Records that describe figures
==============================
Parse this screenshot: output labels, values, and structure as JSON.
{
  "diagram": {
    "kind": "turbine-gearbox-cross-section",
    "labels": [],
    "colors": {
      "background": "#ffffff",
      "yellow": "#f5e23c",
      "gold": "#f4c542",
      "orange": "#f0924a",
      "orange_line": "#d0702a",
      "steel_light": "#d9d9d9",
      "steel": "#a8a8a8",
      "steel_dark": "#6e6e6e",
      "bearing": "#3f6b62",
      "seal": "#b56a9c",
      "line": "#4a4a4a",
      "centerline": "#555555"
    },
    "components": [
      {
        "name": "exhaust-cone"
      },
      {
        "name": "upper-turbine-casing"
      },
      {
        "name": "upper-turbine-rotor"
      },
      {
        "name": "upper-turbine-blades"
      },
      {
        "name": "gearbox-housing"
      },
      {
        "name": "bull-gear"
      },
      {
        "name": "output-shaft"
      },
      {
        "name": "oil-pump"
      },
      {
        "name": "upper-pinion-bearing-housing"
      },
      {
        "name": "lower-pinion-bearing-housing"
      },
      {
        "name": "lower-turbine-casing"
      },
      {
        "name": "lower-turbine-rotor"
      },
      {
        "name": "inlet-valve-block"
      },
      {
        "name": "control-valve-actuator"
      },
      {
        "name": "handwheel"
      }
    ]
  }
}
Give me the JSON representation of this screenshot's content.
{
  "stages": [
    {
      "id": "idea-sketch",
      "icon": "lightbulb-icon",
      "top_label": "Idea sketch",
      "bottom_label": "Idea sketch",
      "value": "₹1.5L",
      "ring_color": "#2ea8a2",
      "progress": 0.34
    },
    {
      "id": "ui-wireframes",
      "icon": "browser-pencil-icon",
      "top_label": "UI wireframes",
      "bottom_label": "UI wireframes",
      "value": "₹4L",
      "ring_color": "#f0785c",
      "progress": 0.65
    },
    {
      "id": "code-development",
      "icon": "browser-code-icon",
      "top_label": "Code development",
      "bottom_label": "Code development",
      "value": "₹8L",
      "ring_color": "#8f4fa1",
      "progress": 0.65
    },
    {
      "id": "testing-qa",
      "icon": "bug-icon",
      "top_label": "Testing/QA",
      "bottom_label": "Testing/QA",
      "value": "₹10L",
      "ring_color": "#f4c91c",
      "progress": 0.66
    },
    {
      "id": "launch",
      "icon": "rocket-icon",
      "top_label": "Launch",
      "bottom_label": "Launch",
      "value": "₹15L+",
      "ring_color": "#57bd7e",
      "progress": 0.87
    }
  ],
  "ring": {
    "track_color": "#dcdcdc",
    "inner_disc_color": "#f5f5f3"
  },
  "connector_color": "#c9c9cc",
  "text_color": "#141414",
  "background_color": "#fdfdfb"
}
==============================
▸ **What is needed**
Above are entries; state the number of lines among them that contain "upper", and nothing else.

▸ **Exercise solution**
4